Aim 1.
In the bestmethod documentation, within what range of values is the autothreshold search limited?
Aim 2.
List every argument in the bestmethod call shown under Usage in the bestmethod documentation.

Extract.
Skip to contents

Identifies the best method for outlier detection for a single species.

Usage

bestmethod(
  x,
  sp = NULL,
  threshold = NULL,
  autothreshold = FALSE,
  warn = FALSE,
  verbose = FALSE
)

Arguments

x

List of dataframes for each methods used to identify outliers in multdetect function.

sp

species name or index if multiple species are considered during outlier detection.

threshold

Maximum value to denote an absolute outlier. The threshold ranges from 0 which indicates a point has not been flagged by any outlier detection method as an outlier or 1, when means the record is an absolute or true outlier sicen it has been identified by all methods. At both extremes, at low threshold values, many records are classified, which may be due to individual method weakness or strength and data distribution. Also, at higher threshold values, the true outliers are retained Fo example, if 10 methods are considered and 9 methods flags a record as an outlier, If a cut off 1 is used, then that particular record is retained. Therefore the default cutoff is 0.6 but autothreshold can be used to select the appropriate threshold.

autothreshold

Identifies the threshold with mean number of absolute outliers.The search is limited within 0.51 to 1 since thresholds less than are deemed inappropriate for identifying absolute outliers. The autothreshold is used when threshold is set to NULL.

Data extract.
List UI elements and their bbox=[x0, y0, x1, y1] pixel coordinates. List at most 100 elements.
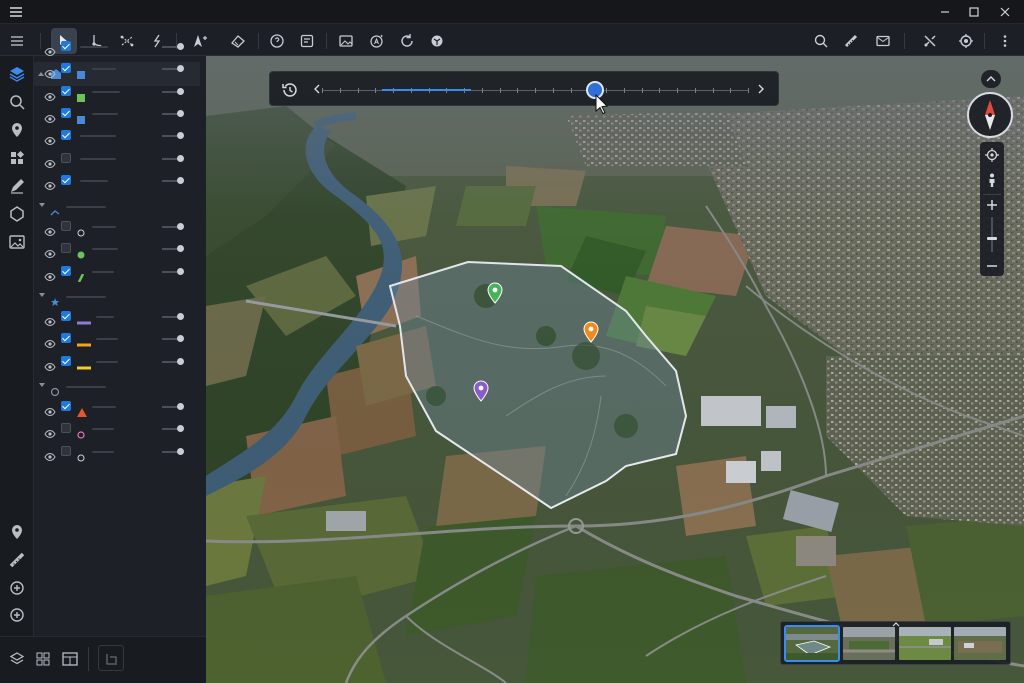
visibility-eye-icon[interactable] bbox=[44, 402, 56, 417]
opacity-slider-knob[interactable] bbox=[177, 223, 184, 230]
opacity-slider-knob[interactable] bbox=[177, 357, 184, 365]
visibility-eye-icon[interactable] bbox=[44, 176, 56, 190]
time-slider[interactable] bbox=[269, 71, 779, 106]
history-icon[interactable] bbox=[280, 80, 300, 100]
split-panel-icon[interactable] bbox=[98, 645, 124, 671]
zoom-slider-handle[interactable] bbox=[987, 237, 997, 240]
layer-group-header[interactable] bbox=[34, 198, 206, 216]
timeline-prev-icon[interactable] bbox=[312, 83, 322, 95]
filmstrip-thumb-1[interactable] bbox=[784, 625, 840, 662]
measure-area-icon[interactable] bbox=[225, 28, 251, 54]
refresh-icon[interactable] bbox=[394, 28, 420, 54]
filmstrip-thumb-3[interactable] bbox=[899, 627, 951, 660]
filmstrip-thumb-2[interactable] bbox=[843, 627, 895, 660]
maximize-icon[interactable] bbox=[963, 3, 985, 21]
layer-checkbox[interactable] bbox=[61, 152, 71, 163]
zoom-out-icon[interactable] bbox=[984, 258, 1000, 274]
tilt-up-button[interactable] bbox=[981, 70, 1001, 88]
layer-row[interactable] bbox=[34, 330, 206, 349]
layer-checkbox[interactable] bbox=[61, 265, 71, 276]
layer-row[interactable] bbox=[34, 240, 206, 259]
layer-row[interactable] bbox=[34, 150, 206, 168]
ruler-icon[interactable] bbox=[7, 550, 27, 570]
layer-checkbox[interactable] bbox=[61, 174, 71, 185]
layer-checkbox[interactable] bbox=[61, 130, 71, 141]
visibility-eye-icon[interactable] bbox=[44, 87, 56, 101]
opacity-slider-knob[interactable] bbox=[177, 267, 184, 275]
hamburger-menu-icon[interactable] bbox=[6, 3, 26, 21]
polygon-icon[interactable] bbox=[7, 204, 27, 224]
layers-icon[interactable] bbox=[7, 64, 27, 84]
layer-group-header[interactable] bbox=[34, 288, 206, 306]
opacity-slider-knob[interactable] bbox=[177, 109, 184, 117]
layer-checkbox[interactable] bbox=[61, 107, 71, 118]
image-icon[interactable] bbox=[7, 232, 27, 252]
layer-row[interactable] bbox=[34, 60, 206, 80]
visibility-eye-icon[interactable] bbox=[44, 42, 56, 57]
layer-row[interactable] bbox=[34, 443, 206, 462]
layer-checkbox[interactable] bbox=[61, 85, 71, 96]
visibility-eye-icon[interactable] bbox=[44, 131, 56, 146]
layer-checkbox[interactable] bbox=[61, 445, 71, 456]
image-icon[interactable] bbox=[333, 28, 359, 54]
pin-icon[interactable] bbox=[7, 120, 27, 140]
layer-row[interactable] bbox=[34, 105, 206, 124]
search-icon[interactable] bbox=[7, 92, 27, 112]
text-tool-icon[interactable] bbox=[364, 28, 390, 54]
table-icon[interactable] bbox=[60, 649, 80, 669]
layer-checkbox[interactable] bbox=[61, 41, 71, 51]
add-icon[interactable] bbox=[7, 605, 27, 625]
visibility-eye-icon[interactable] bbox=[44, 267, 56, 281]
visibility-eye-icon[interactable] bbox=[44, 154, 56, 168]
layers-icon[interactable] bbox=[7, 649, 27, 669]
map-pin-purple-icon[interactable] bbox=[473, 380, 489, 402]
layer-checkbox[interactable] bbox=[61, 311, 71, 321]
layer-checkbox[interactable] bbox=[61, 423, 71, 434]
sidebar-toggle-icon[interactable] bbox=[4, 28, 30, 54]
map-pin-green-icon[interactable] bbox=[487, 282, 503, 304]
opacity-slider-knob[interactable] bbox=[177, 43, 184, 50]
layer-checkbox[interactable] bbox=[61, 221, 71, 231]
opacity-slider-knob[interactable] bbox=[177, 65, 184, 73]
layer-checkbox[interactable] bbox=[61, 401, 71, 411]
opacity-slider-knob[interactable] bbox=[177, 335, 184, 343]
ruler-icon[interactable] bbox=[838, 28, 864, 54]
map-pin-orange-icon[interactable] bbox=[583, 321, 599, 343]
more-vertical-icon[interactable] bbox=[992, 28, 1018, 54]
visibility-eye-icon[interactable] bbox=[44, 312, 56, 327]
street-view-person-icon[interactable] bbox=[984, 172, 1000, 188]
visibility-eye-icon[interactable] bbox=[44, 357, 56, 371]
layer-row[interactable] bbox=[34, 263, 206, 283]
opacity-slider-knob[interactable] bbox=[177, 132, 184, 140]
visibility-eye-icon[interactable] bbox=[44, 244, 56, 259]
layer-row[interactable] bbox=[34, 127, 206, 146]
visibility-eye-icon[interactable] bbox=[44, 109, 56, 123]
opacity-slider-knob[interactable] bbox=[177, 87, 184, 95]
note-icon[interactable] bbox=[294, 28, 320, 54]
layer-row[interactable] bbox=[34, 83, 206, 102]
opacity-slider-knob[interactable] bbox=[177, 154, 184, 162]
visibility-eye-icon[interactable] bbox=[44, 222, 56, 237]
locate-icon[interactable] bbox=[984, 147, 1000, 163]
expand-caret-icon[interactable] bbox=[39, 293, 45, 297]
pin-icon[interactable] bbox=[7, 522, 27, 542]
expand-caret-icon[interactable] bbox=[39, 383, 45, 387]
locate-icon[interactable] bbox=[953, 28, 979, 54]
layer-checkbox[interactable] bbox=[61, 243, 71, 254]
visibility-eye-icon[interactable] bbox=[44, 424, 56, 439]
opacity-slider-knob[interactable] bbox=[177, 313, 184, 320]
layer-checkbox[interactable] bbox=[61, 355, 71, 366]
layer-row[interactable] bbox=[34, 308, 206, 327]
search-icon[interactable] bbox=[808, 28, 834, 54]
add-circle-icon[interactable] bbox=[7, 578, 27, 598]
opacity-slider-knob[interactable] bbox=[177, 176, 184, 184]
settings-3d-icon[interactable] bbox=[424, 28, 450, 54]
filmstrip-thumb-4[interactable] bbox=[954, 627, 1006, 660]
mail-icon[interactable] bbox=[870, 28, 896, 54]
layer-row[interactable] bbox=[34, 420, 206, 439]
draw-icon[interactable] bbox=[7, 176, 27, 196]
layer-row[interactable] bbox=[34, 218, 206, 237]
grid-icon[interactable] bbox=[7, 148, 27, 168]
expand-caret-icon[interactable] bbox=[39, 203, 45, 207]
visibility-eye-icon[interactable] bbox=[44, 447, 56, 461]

Task result 1.
0.51 to 1

Task result 2.
x, sp, threshold, autothreshold, warn, verbose